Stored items
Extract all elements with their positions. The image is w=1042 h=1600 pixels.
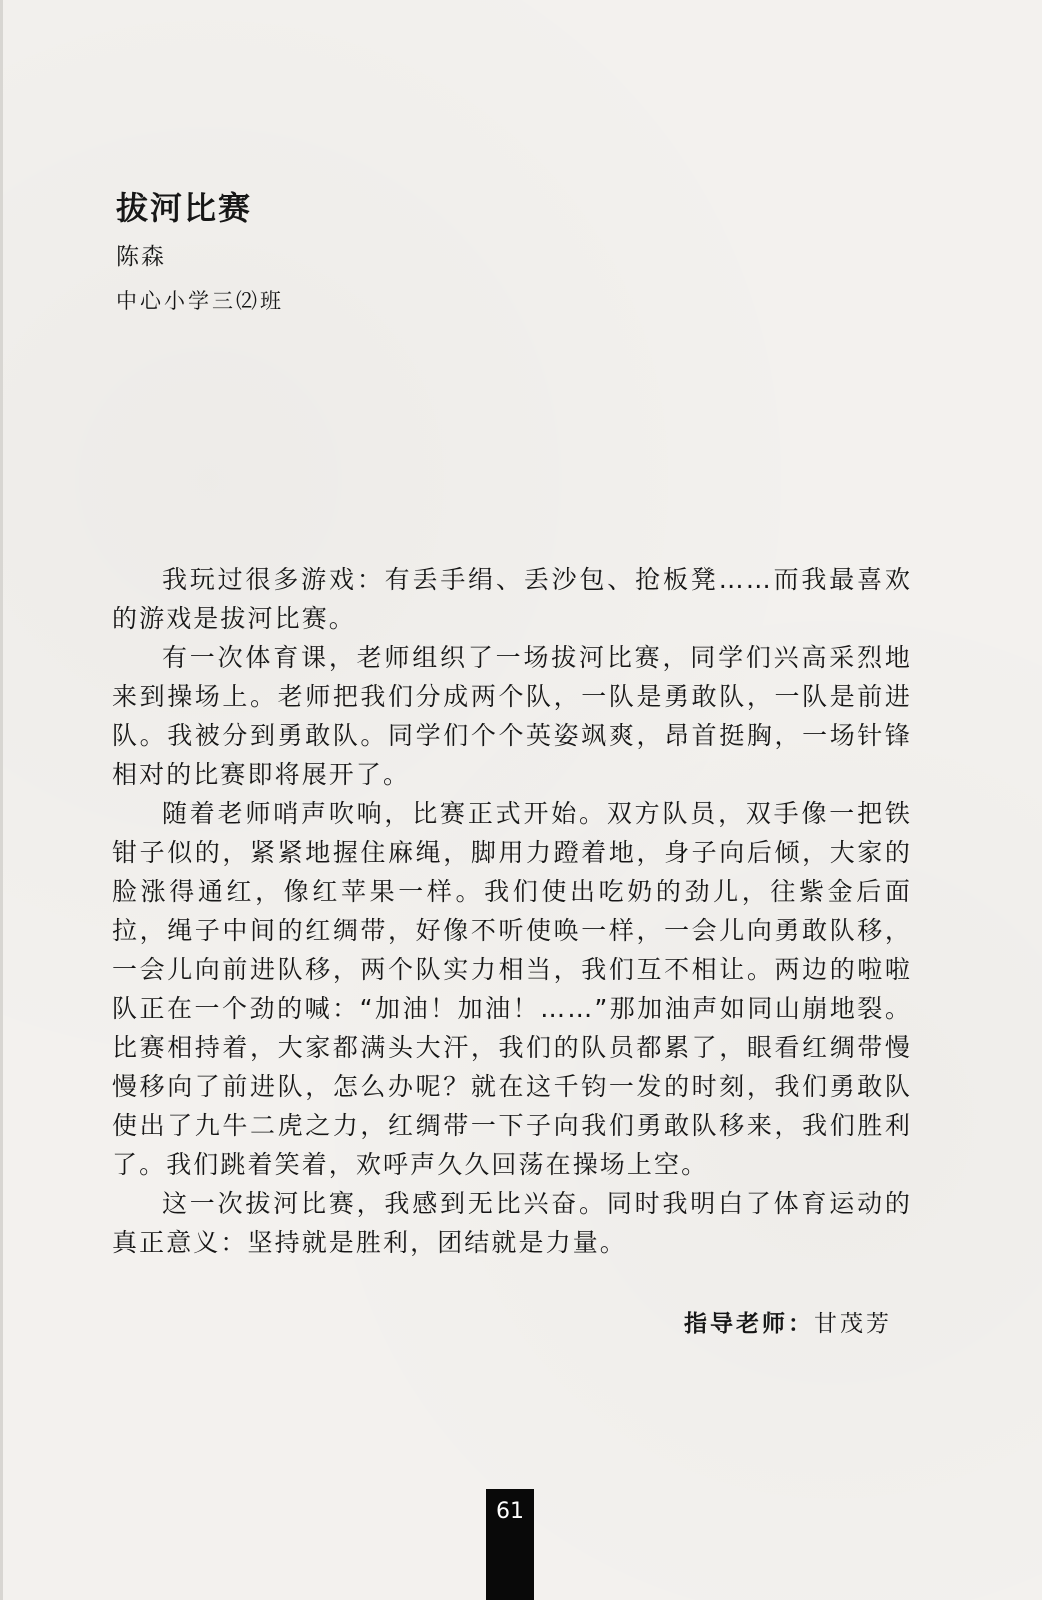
article-title: 拔河比赛	[116, 189, 253, 227]
paragraph: 我玩过很多游戏：有丢手绢、丢沙包、抢板凳……而我最喜欢的游戏是拔河比赛。	[112, 565, 912, 633]
page-number: 61	[486, 1489, 534, 1600]
teacher-label: 指导老师：	[684, 1311, 814, 1337]
page-edge	[0, 0, 3, 1600]
teacher-name: 甘茂芳	[814, 1311, 892, 1337]
teacher-credit	[684, 1313, 892, 1336]
paragraph: 随着老师哨声吹响，比赛正式开始。双方队员，双手像一把铁钳子似的，紧紧地握住麻绳，脚用力蹬着地，身子向后倾，大家的脸涨得通红，像红苹果一样。我们使出吃奶的劲儿，往紫金后面拉，绳子中间的红绸带，好像不听使唤一样，一会儿向勇敢队移，一会儿向前进队移，两个队实力相当，我们互不相让。两边的啦啦队正在一个劲的喊：“加油！加油！……”那加油声如同山崩地裂。比赛相持着，大家都满头大汗，我们的队员都累了，眼看红绸带慢慢移向了前进队，怎么办呢？就在这千钧一发的时刻，我们勇敢队使出了九牛二虎之力，红绸带一下子向我们勇敢队移来，我们胜利了。我们跳着笑着，欢呼声久久回荡在操场上空。	[112, 799, 912, 1179]
article-author: 陈森	[116, 244, 166, 270]
author-class: 中心小学三⑵班	[116, 289, 284, 313]
paragraph: 这一次拔河比赛，我感到无比兴奋。同时我明白了体育运动的真正意义：坚持就是胜利，团结就是力量。	[112, 1189, 912, 1257]
article-body	[112, 560, 912, 1262]
paragraph: 有一次体育课，老师组织了一场拔河比赛，同学们兴高采烈地来到操场上。老师把我们分成两个队，一队是勇敢队，一队是前进队。我被分到勇敢队。同学们个个英姿飒爽，昂首挺胸，一场针锋相对的比赛即将展开了。	[112, 643, 912, 789]
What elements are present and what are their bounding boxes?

Given problem: Copy every line of the entries above word for word, leaving out the pictures.

Completed task:
Extract all elements with their positions. The image is w=1042 h=1600 pixels.
article-title: 拔河比赛	[116, 189, 253, 227]
paragraph: 我玩过很多游戏：有丢手绢、丢沙包、抢板凳……而我最喜欢的游戏是拔河比赛。	[112, 565, 912, 633]
page-number: 61	[486, 1489, 534, 1600]
teacher-label: 指导老师：	[684, 1311, 814, 1337]
page-edge	[0, 0, 3, 1600]
teacher-name: 甘茂芳	[814, 1311, 892, 1337]
teacher-credit	[684, 1313, 892, 1336]
paragraph: 随着老师哨声吹响，比赛正式开始。双方队员，双手像一把铁钳子似的，紧紧地握住麻绳，脚用力蹬着地，身子向后倾，大家的脸涨得通红，像红苹果一样。我们使出吃奶的劲儿，往紫金后面拉，绳子中间的红绸带，好像不听使唤一样，一会儿向勇敢队移，一会儿向前进队移，两个队实力相当，我们互不相让。两边的啦啦队正在一个劲的喊：“加油！加油！……”那加油声如同山崩地裂。比赛相持着，大家都满头大汗，我们的队员都累了，眼看红绸带慢慢移向了前进队，怎么办呢？就在这千钧一发的时刻，我们勇敢队使出了九牛二虎之力，红绸带一下子向我们勇敢队移来，我们胜利了。我们跳着笑着，欢呼声久久回荡在操场上空。	[112, 799, 912, 1179]
article-author: 陈森	[116, 244, 166, 270]
author-class: 中心小学三⑵班	[116, 289, 284, 313]
paragraph: 这一次拔河比赛，我感到无比兴奋。同时我明白了体育运动的真正意义：坚持就是胜利，团结就是力量。	[112, 1189, 912, 1257]
article-body	[112, 560, 912, 1262]
paragraph: 有一次体育课，老师组织了一场拔河比赛，同学们兴高采烈地来到操场上。老师把我们分成两个队，一队是勇敢队，一队是前进队。我被分到勇敢队。同学们个个英姿飒爽，昂首挺胸，一场针锋相对的比赛即将展开了。	[112, 643, 912, 789]
What elements are present and what are their bounding boxes?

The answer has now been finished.